Source data:
□ □ □
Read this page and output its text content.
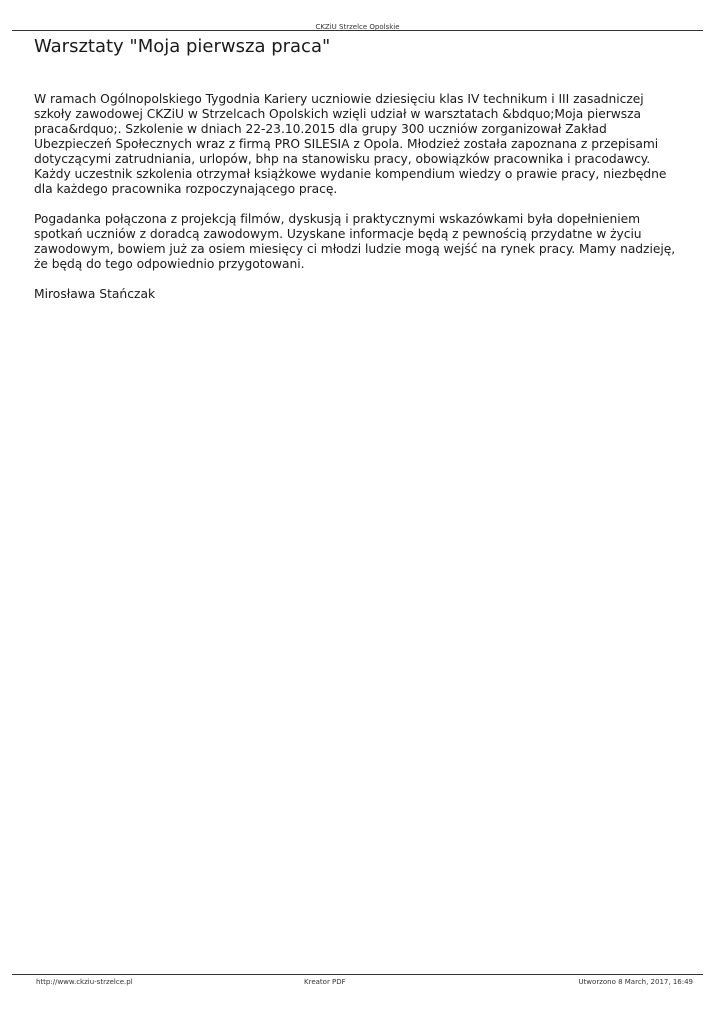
CKZiU Strzelce Opolskie
Warsztaty "Moja pierwsza praca"

W ramach Ogólnopolskiego Tygodnia Kariery uczniowie dziesięciu klas IV technikum i III zasadniczej
szkoły zawodowej CKZiU w Strzelcach Opolskich wzięli udział w warsztatach &bdquo;Moja pierwsza
praca&rdquo;. Szkolenie w dniach 22-23.10.2015 dla grupy 300 uczniów zorganizował Zakład
Ubezpieczeń Społecznych wraz z firmą PRO SILESIA z Opola. Młodzież została zapoznana z przepisami
dotyczącymi zatrudniania, urlopów, bhp na stanowisku pracy, obowiązków pracownika i pracodawcy.
Każdy uczestnik szkolenia otrzymał książkowe wydanie kompendium wiedzy o prawie pracy, niezbędne
dla każdego pracownika rozpoczynającego pracę.

Pogadanka połączona z projekcją filmów, dyskusją i praktycznymi wskazówkami była dopełnieniem
spotkań uczniów z doradcą zawodowym. Uzyskane informacje będą z pewnością przydatne w życiu
zawodowym, bowiem już za osiem miesięcy ci młodzi ludzie mogą wejść na rynek pracy. Mamy nadzieję,
że będą do tego odpowiednio przygotowani.

Mirosława Stańczak

http://www.ckziu-strzelce.pl	Kreator PDF	Utworzono 8 March, 2017, 16:49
□ □ □
**EXERCISE TASK**
Reproduce the records verbatim, omitting all images they contain.

**OUTPUT BELOW**
Read this page and output its text content.
CKZiU Strzelce Opolskie
Warsztaty "Moja pierwsza praca"

W ramach Ogólnopolskiego Tygodnia Kariery uczniowie dziesięciu klas IV technikum i III zasadniczej
szkoły zawodowej CKZiU w Strzelcach Opolskich wzięli udział w warsztatach &bdquo;Moja pierwsza
praca&rdquo;. Szkolenie w dniach 22-23.10.2015 dla grupy 300 uczniów zorganizował Zakład
Ubezpieczeń Społecznych wraz z firmą PRO SILESIA z Opola. Młodzież została zapoznana z przepisami
dotyczącymi zatrudniania, urlopów, bhp na stanowisku pracy, obowiązków pracownika i pracodawcy.
Każdy uczestnik szkolenia otrzymał książkowe wydanie kompendium wiedzy o prawie pracy, niezbędne
dla każdego pracownika rozpoczynającego pracę.

Pogadanka połączona z projekcją filmów, dyskusją i praktycznymi wskazówkami była dopełnieniem
spotkań uczniów z doradcą zawodowym. Uzyskane informacje będą z pewnością przydatne w życiu
zawodowym, bowiem już za osiem miesięcy ci młodzi ludzie mogą wejść na rynek pracy. Mamy nadzieję,
że będą do tego odpowiednio przygotowani.

Mirosława Stańczak

http://www.ckziu-strzelce.pl	Kreator PDF	Utworzono 8 March, 2017, 16:49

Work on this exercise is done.